▶ Data shown:
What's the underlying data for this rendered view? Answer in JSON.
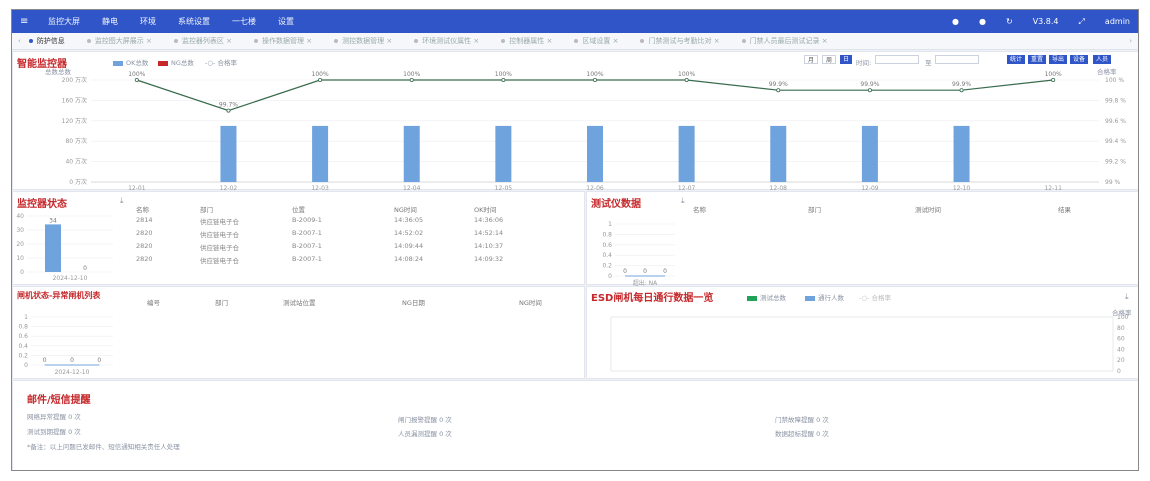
{
  "topbar": {
    "menu_icon": "menu-icon",
    "items": [
      "监控大屏",
      "静电",
      "环境",
      "系统设置",
      "一七楼",
      "设置"
    ],
    "version": "V3.8.4",
    "user": "admin"
  },
  "tabs": [
    {
      "label": "防护信息",
      "active": true
    },
    {
      "label": "监控图大屏展示"
    },
    {
      "label": "监控器列表区"
    },
    {
      "label": "操作数据管理"
    },
    {
      "label": "测控数据管理"
    },
    {
      "label": "环境测试仪属性"
    },
    {
      "label": "控制器属性"
    },
    {
      "label": "区域设置"
    },
    {
      "label": "门禁测试与考勤比对"
    },
    {
      "label": "门禁人员最后测试记录"
    }
  ],
  "top": {
    "title": "智能监控器",
    "legend": [
      "OK总数",
      "NG总数",
      "合格率"
    ],
    "left_axis": "总数总数",
    "right_axis": "合格率",
    "filters": [
      "月",
      "周",
      "日"
    ],
    "time_label": "时间:",
    "to": "至",
    "tools": [
      "统计",
      "重置",
      "导出",
      "设备",
      "人员"
    ],
    "chart_data": {
      "type": "bar",
      "categories": [
        "12-01",
        "12-02",
        "12-03",
        "12-04",
        "12-05",
        "12-06",
        "12-07",
        "12-08",
        "12-09",
        "12-10",
        "12-11"
      ],
      "yticks": [
        "0 万次",
        "40 万次",
        "80 万次",
        "120 万次",
        "160 万次",
        "200 万次"
      ],
      "y2ticks": [
        "99 %",
        "99.2 %",
        "99.4 %",
        "99.6 %",
        "99.8 %",
        "100 %"
      ],
      "ok": [
        0,
        110,
        110,
        110,
        110,
        110,
        110,
        110,
        110,
        110,
        0
      ],
      "rate": [
        100,
        99.7,
        100,
        100,
        100,
        100,
        100,
        99.9,
        99.9,
        99.9,
        100
      ],
      "rate_labels": [
        "100%",
        "99.7%",
        "100%",
        "100%",
        "100%",
        "100%",
        "100%",
        "99.9%",
        "99.9%",
        "99.9%",
        "100%"
      ],
      "colors": {
        "ok": "#6fa3dd",
        "ng": "#c6282b",
        "rate": "#3a6b4e"
      }
    }
  },
  "monitor": {
    "title": "监控器状态",
    "columns": [
      "名称",
      "部门",
      "位置",
      "NG时间",
      "OK时间"
    ],
    "rows": [
      [
        "2814",
        "供应链电子仓",
        "B-2009-1",
        "14:36:05",
        "14:36:06"
      ],
      [
        "2820",
        "供应链电子仓",
        "B-2007-1",
        "14:52:02",
        "14:52:14"
      ],
      [
        "2820",
        "供应链电子仓",
        "B-2007-1",
        "14:09:44",
        "14:10:37"
      ],
      [
        "2820",
        "供应链电子仓",
        "B-2007-1",
        "14:08:24",
        "14:09:32"
      ]
    ],
    "chart_data": {
      "type": "bar",
      "categories": [
        "2024-12-10"
      ],
      "values": [
        34,
        0
      ],
      "yticks": [
        "0",
        "10",
        "20",
        "30",
        "40"
      ]
    }
  },
  "tester": {
    "title": "测试仪数据",
    "columns": [
      "名称",
      "部门",
      "测试时间",
      "结果"
    ],
    "chart_data": {
      "type": "line",
      "values": [
        0,
        0,
        0
      ],
      "labels": [
        "0",
        "0",
        "0"
      ],
      "yticks": [
        "0",
        "0.2",
        "0.4",
        "0.6",
        "0.8",
        "1"
      ],
      "xlabel": "超出: NA"
    }
  },
  "gate": {
    "title": "闸机状态-异常闸机列表",
    "columns": [
      "编号",
      "部门",
      "测试站位置",
      "NG日期",
      "NG时间"
    ],
    "chart_data": {
      "type": "line",
      "values": [
        0,
        0,
        0
      ],
      "labels": [
        "0",
        "0",
        "0"
      ],
      "yticks": [
        "0",
        "0.2",
        "0.4",
        "0.6",
        "0.8",
        "1"
      ],
      "xlabel": "2024-12-10"
    }
  },
  "esd": {
    "title": "ESD闸机每日通行数据一览",
    "legend": [
      "测试总数",
      "通行人数",
      "合格率"
    ],
    "right_axis": "合格率",
    "y2ticks": [
      "0",
      "20",
      "40",
      "60",
      "80",
      "100"
    ]
  },
  "mail": {
    "title": "邮件/短信提醒",
    "items": [
      "网络异常提醒 0 次",
      "测试到期提醒 0 次",
      "闸门报警提醒 0 次",
      "人员漏测提醒 0 次",
      "门禁故障提醒 0 次",
      "数据超标提醒 0 次"
    ],
    "note": "*备注：以上问题已发邮件、短信通知相关责任人处理"
  }
}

▶ Requirements: Every entry above needs to be retyped exactly; drop the pictures.

▶ Exercise answer:
What's the underlying data for this rendered view? Answer in JSON.
{
  "topbar": {
    "menu_icon": "menu-icon",
    "items": [
      "监控大屏",
      "静电",
      "环境",
      "系统设置",
      "一七楼",
      "设置"
    ],
    "version": "V3.8.4",
    "user": "admin"
  },
  "tabs": [
    {
      "label": "防护信息",
      "active": true
    },
    {
      "label": "监控图大屏展示"
    },
    {
      "label": "监控器列表区"
    },
    {
      "label": "操作数据管理"
    },
    {
      "label": "测控数据管理"
    },
    {
      "label": "环境测试仪属性"
    },
    {
      "label": "控制器属性"
    },
    {
      "label": "区域设置"
    },
    {
      "label": "门禁测试与考勤比对"
    },
    {
      "label": "门禁人员最后测试记录"
    }
  ],
  "top": {
    "title": "智能监控器",
    "legend": [
      "OK总数",
      "NG总数",
      "合格率"
    ],
    "left_axis": "总数总数",
    "right_axis": "合格率",
    "filters": [
      "月",
      "周",
      "日"
    ],
    "time_label": "时间:",
    "to": "至",
    "tools": [
      "统计",
      "重置",
      "导出",
      "设备",
      "人员"
    ],
    "chart_data": {
      "type": "bar",
      "categories": [
        "12-01",
        "12-02",
        "12-03",
        "12-04",
        "12-05",
        "12-06",
        "12-07",
        "12-08",
        "12-09",
        "12-10",
        "12-11"
      ],
      "yticks": [
        "0 万次",
        "40 万次",
        "80 万次",
        "120 万次",
        "160 万次",
        "200 万次"
      ],
      "y2ticks": [
        "99 %",
        "99.2 %",
        "99.4 %",
        "99.6 %",
        "99.8 %",
        "100 %"
      ],
      "ok": [
        0,
        110,
        110,
        110,
        110,
        110,
        110,
        110,
        110,
        110,
        0
      ],
      "rate": [
        100,
        99.7,
        100,
        100,
        100,
        100,
        100,
        99.9,
        99.9,
        99.9,
        100
      ],
      "rate_labels": [
        "100%",
        "99.7%",
        "100%",
        "100%",
        "100%",
        "100%",
        "100%",
        "99.9%",
        "99.9%",
        "99.9%",
        "100%"
      ],
      "colors": {
        "ok": "#6fa3dd",
        "ng": "#c6282b",
        "rate": "#3a6b4e"
      }
    }
  },
  "monitor": {
    "title": "监控器状态",
    "columns": [
      "名称",
      "部门",
      "位置",
      "NG时间",
      "OK时间"
    ],
    "rows": [
      [
        "2814",
        "供应链电子仓",
        "B-2009-1",
        "14:36:05",
        "14:36:06"
      ],
      [
        "2820",
        "供应链电子仓",
        "B-2007-1",
        "14:52:02",
        "14:52:14"
      ],
      [
        "2820",
        "供应链电子仓",
        "B-2007-1",
        "14:09:44",
        "14:10:37"
      ],
      [
        "2820",
        "供应链电子仓",
        "B-2007-1",
        "14:08:24",
        "14:09:32"
      ]
    ],
    "chart_data": {
      "type": "bar",
      "categories": [
        "2024-12-10"
      ],
      "values": [
        34,
        0
      ],
      "yticks": [
        "0",
        "10",
        "20",
        "30",
        "40"
      ]
    }
  },
  "tester": {
    "title": "测试仪数据",
    "columns": [
      "名称",
      "部门",
      "测试时间",
      "结果"
    ],
    "chart_data": {
      "type": "line",
      "values": [
        0,
        0,
        0
      ],
      "labels": [
        "0",
        "0",
        "0"
      ],
      "yticks": [
        "0",
        "0.2",
        "0.4",
        "0.6",
        "0.8",
        "1"
      ],
      "xlabel": "超出: NA"
    }
  },
  "gate": {
    "title": "闸机状态-异常闸机列表",
    "columns": [
      "编号",
      "部门",
      "测试站位置",
      "NG日期",
      "NG时间"
    ],
    "chart_data": {
      "type": "line",
      "values": [
        0,
        0,
        0
      ],
      "labels": [
        "0",
        "0",
        "0"
      ],
      "yticks": [
        "0",
        "0.2",
        "0.4",
        "0.6",
        "0.8",
        "1"
      ],
      "xlabel": "2024-12-10"
    }
  },
  "esd": {
    "title": "ESD闸机每日通行数据一览",
    "legend": [
      "测试总数",
      "通行人数",
      "合格率"
    ],
    "right_axis": "合格率",
    "y2ticks": [
      "0",
      "20",
      "40",
      "60",
      "80",
      "100"
    ]
  },
  "mail": {
    "title": "邮件/短信提醒",
    "items": [
      "网络异常提醒 0 次",
      "测试到期提醒 0 次",
      "闸门报警提醒 0 次",
      "人员漏测提醒 0 次",
      "门禁故障提醒 0 次",
      "数据超标提醒 0 次"
    ],
    "note": "*备注：以上问题已发邮件、短信通知相关责任人处理"
  }
}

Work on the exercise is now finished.